Data records
**********

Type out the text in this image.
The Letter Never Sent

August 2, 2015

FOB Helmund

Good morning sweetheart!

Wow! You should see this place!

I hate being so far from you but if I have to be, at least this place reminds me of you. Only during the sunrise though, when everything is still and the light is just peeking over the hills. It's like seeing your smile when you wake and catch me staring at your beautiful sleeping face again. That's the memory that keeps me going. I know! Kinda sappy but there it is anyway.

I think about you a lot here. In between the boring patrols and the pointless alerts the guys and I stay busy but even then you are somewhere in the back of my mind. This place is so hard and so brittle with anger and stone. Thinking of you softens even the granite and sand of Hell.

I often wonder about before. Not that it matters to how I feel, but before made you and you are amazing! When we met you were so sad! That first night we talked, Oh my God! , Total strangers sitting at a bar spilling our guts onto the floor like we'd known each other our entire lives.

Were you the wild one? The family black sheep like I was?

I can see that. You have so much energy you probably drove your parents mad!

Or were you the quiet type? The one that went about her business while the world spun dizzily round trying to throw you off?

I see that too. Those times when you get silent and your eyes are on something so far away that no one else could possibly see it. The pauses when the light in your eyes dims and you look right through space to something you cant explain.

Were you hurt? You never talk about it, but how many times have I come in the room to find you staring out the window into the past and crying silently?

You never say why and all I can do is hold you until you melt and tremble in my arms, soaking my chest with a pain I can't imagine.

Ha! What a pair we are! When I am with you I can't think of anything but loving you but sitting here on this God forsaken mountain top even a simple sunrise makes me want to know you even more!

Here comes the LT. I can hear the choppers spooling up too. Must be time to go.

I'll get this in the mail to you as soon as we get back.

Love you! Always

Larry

**********

## Given problem
Write out every line of the records exactly.

## Result of the task
Type out the text in this image.
The Letter Never Sent

August 2, 2015

FOB Helmund

Good morning sweetheart!

Wow! You should see this place!

I hate being so far from you but if I have to be, at least this place reminds me of you. Only during the sunrise though, when everything is still and the light is just peeking over the hills. It's like seeing your smile when you wake and catch me staring at your beautiful sleeping face again. That's the memory that keeps me going. I know! Kinda sappy but there it is anyway.

I think about you a lot here. In between the boring patrols and the pointless alerts the guys and I stay busy but even then you are somewhere in the back of my mind. This place is so hard and so brittle with anger and stone. Thinking of you softens even the granite and sand of Hell.

I often wonder about before. Not that it matters to how I feel, but before made you and you are amazing! When we met you were so sad! That first night we talked, Oh my God! , Total strangers sitting at a bar spilling our guts onto the floor like we'd known each other our entire lives.

Were you the wild one? The family black sheep like I was?

I can see that. You have so much energy you probably drove your parents mad!

Or were you the quiet type? The one that went about her business while the world spun dizzily round trying to throw you off?

I see that too. Those times when you get silent and your eyes are on something so far away that no one else could possibly see it. The pauses when the light in your eyes dims and you look right through space to something you cant explain.

Were you hurt? You never talk about it, but how many times have I come in the room to find you staring out the window into the past and crying silently?

You never say why and all I can do is hold you until you melt and tremble in my arms, soaking my chest with a pain I can't imagine.

Ha! What a pair we are! When I am with you I can't think of anything but loving you but sitting here on this God forsaken mountain top even a simple sunrise makes me want to know you even more!

Here comes the LT. I can hear the choppers spooling up too. Must be time to go.

I'll get this in the mail to you as soon as we get back.

Love you! Always

Larry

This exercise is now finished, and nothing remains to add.